▶ _Task to carry out_
How many of the lines that follow contain the word "What"? Give only the number.

[Start]

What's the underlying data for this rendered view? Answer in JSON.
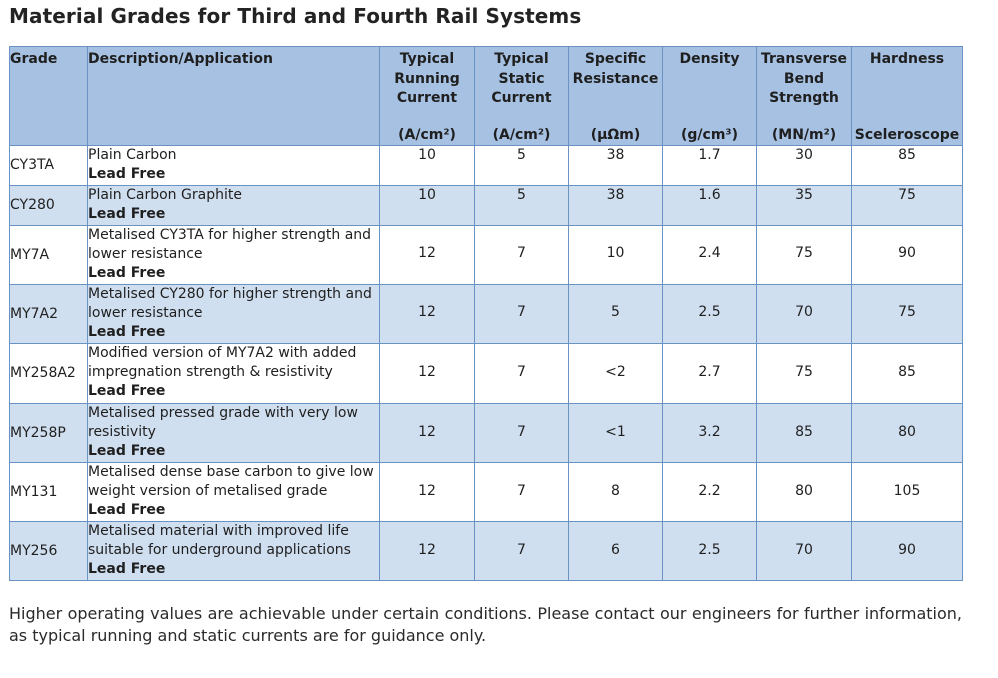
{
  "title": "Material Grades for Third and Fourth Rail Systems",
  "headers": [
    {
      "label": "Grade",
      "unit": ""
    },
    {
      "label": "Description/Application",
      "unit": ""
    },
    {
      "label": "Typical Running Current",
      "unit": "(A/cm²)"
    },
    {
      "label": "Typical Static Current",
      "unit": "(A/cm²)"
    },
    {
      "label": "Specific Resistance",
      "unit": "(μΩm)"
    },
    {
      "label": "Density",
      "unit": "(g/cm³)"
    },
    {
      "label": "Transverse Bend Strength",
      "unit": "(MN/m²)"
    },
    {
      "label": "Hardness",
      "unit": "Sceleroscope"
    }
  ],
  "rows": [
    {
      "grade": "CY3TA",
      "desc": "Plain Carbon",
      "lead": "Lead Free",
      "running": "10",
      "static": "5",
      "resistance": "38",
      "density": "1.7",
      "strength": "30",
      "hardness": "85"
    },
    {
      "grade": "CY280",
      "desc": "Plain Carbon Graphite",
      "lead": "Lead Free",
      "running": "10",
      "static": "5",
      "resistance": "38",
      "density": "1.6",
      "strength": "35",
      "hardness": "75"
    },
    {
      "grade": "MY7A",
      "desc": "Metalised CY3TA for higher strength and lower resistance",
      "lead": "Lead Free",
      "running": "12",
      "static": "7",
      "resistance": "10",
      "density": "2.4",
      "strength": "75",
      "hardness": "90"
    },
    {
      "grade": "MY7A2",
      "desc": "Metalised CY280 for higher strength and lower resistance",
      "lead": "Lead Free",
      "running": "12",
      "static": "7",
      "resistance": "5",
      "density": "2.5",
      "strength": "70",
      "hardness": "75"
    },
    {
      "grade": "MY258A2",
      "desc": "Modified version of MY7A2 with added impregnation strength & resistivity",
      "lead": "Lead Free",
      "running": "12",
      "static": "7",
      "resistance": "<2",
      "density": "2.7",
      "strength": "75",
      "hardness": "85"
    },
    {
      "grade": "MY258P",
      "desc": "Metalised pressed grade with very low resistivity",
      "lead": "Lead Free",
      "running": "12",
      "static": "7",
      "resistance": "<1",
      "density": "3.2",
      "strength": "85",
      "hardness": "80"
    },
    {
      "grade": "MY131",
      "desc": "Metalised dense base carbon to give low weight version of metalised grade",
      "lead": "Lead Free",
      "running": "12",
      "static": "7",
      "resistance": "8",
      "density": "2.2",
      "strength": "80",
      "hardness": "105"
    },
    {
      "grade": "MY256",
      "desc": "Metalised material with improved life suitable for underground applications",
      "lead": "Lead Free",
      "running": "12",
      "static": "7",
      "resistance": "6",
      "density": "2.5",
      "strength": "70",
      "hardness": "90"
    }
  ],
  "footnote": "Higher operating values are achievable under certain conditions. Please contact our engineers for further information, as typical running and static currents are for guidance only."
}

[End]
[Start]

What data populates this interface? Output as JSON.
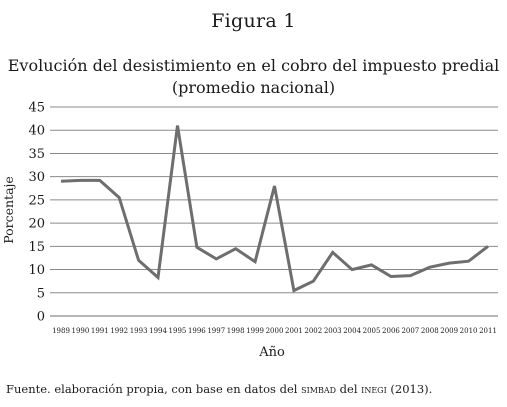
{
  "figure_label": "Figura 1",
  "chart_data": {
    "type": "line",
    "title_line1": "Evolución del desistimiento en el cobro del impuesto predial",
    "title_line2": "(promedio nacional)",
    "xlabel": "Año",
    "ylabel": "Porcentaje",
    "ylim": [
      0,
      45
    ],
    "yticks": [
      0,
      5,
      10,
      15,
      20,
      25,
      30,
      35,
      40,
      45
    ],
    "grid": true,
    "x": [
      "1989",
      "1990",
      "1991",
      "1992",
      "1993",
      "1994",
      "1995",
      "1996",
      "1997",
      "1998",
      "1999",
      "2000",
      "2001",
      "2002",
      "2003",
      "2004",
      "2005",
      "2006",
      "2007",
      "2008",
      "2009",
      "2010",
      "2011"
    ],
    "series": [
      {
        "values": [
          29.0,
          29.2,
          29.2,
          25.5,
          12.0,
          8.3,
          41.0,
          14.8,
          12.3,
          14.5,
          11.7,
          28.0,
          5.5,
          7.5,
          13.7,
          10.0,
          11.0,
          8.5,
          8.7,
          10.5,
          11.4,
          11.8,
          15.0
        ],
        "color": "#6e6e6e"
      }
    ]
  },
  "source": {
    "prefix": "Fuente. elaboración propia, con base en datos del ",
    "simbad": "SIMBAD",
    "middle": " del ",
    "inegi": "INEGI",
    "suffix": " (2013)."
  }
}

[End]

▶ _Answer to this problem_
2